● **PROVIDED RECORDS**:
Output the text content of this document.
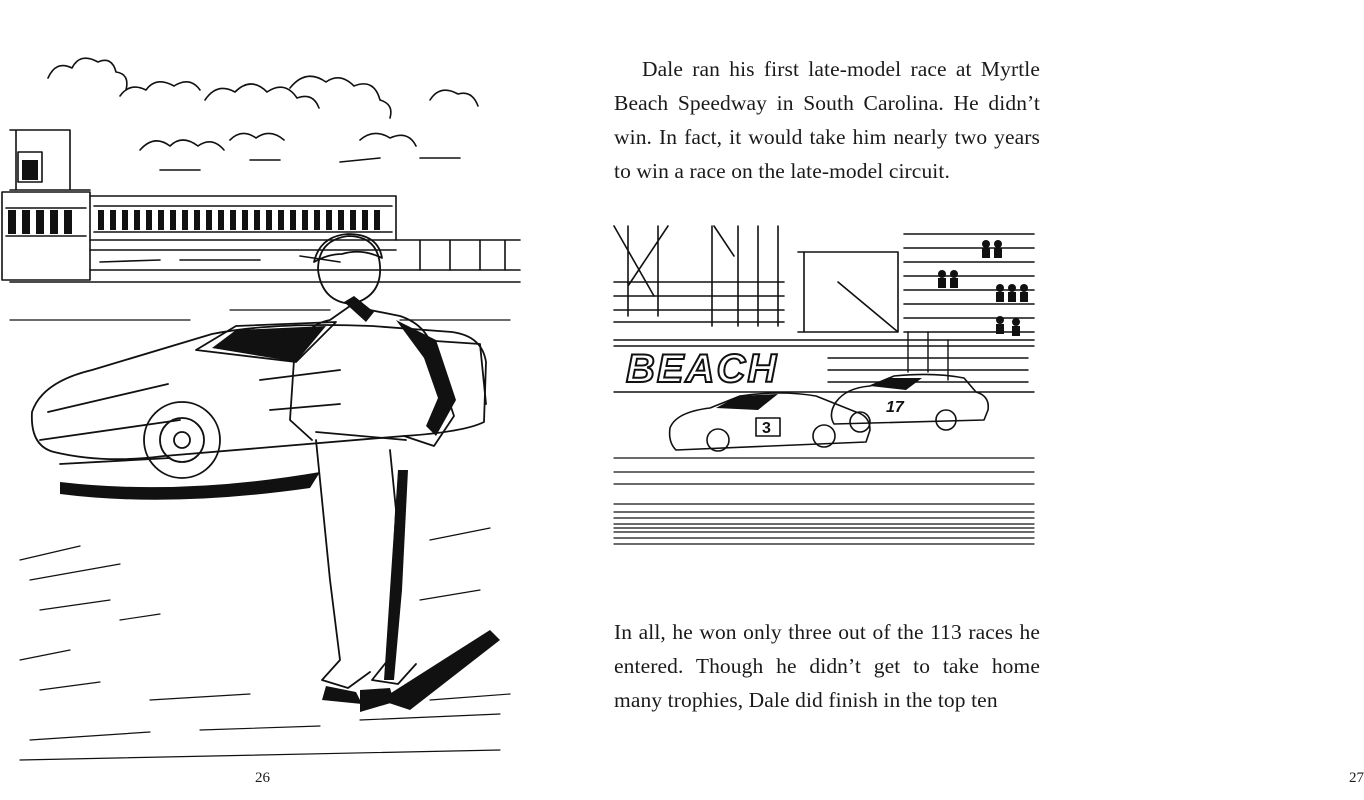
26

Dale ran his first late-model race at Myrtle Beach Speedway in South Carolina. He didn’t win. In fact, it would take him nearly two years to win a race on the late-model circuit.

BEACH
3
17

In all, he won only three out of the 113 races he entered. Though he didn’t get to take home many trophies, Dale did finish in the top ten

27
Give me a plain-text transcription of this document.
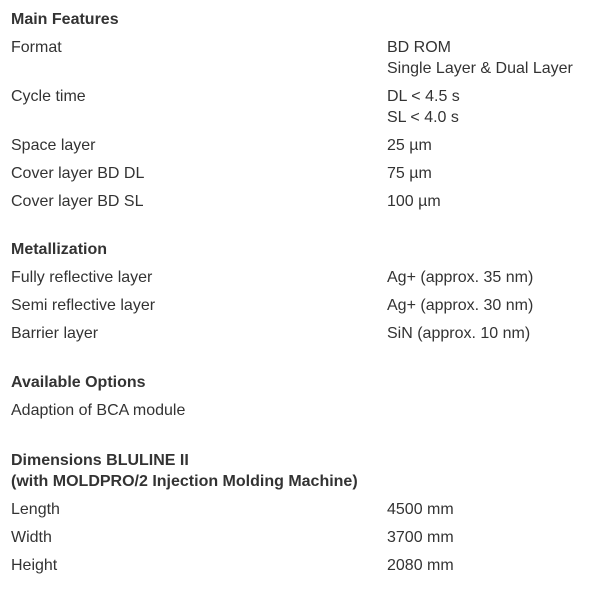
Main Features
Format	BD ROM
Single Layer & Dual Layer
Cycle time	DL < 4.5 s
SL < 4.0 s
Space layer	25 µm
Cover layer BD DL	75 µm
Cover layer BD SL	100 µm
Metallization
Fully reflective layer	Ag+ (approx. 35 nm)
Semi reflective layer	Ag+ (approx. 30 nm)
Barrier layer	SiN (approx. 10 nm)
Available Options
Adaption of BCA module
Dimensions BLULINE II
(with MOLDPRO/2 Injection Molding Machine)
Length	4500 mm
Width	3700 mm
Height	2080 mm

● **WHAT THE EXERCISE ASKS**:
Repeat the material above word for word, please, apart from its images.

● **ANSWER BELOW**:
Output the text content of this document.
26

Dale ran his first late-model race at Myrtle Beach Speedway in South Carolina. He didn’t win. In fact, it would take him nearly two years to win a race on the late-model circuit.

BEACH
3
17

In all, he won only three out of the 113 races he entered. Though he didn’t get to take home many trophies, Dale did finish in the top ten

27
Give me a plain-text transcription of this document.
Main Features
Format	BD ROM
Single Layer & Dual Layer
Cycle time	DL < 4.5 s
SL < 4.0 s
Space layer	25 µm
Cover layer BD DL	75 µm
Cover layer BD SL	100 µm
Metallization
Fully reflective layer	Ag+ (approx. 35 nm)
Semi reflective layer	Ag+ (approx. 30 nm)
Barrier layer	SiN (approx. 10 nm)
Available Options
Adaption of BCA module
Dimensions BLULINE II
(with MOLDPRO/2 Injection Molding Machine)
Length	4500 mm
Width	3700 mm
Height	2080 mm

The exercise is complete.